Required work
Could you transcribe the lines below word for word, starting at the very first line and ending at the line that contains "- isochore-right-label: 0,070: [1204, 390, 1227, 401]", with both of those lines included?
--- Start Available records ---
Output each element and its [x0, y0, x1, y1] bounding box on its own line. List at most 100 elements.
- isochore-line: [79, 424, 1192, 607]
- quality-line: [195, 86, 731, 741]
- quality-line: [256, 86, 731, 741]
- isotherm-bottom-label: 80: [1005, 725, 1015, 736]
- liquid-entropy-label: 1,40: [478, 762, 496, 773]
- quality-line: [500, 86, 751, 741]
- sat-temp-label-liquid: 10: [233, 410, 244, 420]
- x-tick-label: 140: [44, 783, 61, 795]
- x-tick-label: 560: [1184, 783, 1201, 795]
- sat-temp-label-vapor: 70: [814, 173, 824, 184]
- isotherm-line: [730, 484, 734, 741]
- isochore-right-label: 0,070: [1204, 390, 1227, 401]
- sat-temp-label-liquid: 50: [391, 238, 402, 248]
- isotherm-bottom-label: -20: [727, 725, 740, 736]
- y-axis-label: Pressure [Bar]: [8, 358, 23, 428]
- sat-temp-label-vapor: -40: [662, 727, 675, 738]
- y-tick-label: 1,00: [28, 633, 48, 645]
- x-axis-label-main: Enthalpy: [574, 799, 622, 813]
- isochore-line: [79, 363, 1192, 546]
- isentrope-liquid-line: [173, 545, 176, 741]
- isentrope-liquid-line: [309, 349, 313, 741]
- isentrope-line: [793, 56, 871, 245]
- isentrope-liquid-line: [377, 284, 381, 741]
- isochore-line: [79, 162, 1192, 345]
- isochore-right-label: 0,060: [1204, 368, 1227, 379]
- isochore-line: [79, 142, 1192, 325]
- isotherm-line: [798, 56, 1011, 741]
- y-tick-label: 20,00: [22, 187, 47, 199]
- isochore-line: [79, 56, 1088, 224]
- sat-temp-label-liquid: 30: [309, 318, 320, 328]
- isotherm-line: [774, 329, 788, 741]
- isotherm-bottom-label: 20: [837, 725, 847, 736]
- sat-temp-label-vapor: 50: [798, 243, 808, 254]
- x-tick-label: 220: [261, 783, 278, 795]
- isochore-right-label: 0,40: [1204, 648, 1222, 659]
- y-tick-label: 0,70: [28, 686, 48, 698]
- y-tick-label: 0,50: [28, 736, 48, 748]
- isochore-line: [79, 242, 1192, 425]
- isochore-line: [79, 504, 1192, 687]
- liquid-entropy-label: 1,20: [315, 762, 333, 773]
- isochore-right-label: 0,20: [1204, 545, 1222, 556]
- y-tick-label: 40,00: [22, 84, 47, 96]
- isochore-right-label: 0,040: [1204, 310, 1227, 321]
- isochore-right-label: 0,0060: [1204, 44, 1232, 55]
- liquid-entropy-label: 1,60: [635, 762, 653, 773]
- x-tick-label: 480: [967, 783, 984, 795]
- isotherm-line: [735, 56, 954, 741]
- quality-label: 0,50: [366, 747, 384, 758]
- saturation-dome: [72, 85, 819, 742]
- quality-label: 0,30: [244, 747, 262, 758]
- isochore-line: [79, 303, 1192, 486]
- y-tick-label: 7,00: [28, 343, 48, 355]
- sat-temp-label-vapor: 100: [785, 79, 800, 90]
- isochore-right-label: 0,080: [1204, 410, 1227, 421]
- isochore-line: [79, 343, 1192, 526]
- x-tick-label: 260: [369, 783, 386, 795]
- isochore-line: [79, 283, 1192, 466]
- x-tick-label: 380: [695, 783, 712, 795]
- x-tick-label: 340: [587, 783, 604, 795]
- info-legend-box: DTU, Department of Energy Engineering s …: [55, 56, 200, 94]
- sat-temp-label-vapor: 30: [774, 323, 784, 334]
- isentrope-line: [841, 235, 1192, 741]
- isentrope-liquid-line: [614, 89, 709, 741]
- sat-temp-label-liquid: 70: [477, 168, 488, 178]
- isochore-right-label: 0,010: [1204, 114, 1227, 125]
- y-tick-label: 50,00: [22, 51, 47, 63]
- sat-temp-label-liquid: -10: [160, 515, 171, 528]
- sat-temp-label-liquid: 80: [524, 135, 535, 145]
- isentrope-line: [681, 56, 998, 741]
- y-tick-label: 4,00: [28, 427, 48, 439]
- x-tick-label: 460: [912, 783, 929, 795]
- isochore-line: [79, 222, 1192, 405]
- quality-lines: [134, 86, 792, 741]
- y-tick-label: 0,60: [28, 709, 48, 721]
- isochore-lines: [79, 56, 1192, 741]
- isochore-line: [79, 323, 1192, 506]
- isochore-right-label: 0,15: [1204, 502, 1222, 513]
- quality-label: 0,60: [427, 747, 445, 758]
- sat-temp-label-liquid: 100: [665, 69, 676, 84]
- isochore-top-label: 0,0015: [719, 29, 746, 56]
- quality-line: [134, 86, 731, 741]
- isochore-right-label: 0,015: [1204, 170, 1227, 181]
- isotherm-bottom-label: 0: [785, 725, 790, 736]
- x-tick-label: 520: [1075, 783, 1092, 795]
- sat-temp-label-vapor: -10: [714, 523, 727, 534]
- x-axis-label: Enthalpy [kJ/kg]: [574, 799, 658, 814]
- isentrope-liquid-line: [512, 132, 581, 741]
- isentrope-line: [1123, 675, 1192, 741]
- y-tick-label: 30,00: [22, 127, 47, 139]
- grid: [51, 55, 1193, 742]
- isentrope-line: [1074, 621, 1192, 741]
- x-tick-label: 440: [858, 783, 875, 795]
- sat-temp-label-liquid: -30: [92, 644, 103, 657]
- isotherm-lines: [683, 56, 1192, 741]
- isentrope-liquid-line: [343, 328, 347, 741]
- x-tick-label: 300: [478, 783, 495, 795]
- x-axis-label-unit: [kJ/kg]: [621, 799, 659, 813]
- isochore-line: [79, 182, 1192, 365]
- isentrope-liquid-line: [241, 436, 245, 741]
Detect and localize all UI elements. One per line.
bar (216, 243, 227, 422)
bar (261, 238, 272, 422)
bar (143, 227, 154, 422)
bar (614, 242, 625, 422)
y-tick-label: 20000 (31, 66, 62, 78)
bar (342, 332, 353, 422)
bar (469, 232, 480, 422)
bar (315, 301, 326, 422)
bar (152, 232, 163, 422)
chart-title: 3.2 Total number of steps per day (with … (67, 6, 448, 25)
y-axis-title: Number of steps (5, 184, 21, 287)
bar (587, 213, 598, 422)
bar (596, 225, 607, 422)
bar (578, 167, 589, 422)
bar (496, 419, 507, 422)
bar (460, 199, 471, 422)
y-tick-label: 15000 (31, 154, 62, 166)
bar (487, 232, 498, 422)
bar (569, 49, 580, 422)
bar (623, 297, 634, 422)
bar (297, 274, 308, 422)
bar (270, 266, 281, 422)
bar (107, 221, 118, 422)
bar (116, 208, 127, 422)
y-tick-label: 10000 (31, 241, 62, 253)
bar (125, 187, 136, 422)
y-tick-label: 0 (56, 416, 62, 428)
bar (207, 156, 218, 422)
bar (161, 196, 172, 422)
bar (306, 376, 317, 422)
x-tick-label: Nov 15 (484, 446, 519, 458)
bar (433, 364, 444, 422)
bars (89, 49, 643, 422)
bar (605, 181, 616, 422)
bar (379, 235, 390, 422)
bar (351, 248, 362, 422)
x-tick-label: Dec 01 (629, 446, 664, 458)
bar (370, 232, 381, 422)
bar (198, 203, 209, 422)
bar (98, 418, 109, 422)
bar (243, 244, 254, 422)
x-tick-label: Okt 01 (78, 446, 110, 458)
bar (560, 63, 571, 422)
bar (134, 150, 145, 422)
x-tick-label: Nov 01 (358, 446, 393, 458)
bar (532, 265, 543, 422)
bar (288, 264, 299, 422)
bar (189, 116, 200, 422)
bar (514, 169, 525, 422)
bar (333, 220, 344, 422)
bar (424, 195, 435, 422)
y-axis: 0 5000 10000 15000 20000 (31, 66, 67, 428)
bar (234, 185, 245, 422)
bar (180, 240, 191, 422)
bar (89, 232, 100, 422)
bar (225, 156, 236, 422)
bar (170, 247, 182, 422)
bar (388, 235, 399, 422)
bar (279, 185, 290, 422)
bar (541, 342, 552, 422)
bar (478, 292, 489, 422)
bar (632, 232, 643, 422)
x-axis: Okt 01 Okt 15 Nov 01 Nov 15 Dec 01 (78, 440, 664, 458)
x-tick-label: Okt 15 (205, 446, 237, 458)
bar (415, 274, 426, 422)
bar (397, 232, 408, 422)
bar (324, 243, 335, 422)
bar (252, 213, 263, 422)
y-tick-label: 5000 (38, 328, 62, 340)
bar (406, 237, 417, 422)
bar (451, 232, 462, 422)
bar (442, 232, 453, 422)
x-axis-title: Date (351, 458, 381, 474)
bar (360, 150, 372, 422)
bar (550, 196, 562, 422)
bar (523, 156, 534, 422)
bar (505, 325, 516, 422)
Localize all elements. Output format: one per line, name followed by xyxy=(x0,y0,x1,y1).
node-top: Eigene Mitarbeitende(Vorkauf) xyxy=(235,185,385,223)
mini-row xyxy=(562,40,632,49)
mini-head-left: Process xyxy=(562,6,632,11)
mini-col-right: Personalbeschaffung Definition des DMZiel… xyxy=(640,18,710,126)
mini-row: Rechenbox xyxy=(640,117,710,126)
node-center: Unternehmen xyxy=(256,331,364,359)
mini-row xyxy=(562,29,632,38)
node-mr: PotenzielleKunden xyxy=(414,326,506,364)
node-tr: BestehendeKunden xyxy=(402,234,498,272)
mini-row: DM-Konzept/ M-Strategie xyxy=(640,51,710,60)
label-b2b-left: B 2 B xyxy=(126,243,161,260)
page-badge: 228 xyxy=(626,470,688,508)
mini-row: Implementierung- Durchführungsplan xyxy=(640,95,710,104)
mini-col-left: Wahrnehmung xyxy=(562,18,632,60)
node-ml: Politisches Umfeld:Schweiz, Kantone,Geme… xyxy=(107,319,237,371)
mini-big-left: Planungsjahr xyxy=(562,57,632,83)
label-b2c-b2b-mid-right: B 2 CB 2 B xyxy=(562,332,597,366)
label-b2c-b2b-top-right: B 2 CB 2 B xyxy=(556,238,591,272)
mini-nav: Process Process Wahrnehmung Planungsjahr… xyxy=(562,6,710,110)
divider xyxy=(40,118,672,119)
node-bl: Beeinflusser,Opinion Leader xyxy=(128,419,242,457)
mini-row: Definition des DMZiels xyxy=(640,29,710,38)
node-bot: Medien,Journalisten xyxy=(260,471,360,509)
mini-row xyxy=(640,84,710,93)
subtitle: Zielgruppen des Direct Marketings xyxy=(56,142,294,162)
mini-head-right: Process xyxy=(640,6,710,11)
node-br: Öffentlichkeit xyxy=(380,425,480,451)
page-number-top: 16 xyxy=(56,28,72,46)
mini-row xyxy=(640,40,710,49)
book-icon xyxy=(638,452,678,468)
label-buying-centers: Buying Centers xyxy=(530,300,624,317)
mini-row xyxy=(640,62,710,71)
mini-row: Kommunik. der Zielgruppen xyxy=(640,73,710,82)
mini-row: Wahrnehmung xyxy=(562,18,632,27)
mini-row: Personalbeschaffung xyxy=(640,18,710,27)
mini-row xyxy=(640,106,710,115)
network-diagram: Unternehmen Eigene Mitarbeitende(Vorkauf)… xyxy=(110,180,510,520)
--- End Available records ---
Finished answer
Output each element and its [x0, y0, x1, y1] bounding box on its own line. List at most 100 elements.
- isochore-line: [79, 424, 1192, 607]
- quality-line: [195, 86, 731, 741]
- quality-line: [256, 86, 731, 741]
- isotherm-bottom-label: 80: [1005, 725, 1015, 736]
- liquid-entropy-label: 1,40: [478, 762, 496, 773]
- quality-line: [500, 86, 751, 741]
- sat-temp-label-liquid: 10: [233, 410, 244, 420]
- x-tick-label: 140: [44, 783, 61, 795]
- x-tick-label: 560: [1184, 783, 1201, 795]
- sat-temp-label-vapor: 70: [814, 173, 824, 184]
- isotherm-line: [730, 484, 734, 741]
- isochore-right-label: 0,070: [1204, 390, 1227, 401]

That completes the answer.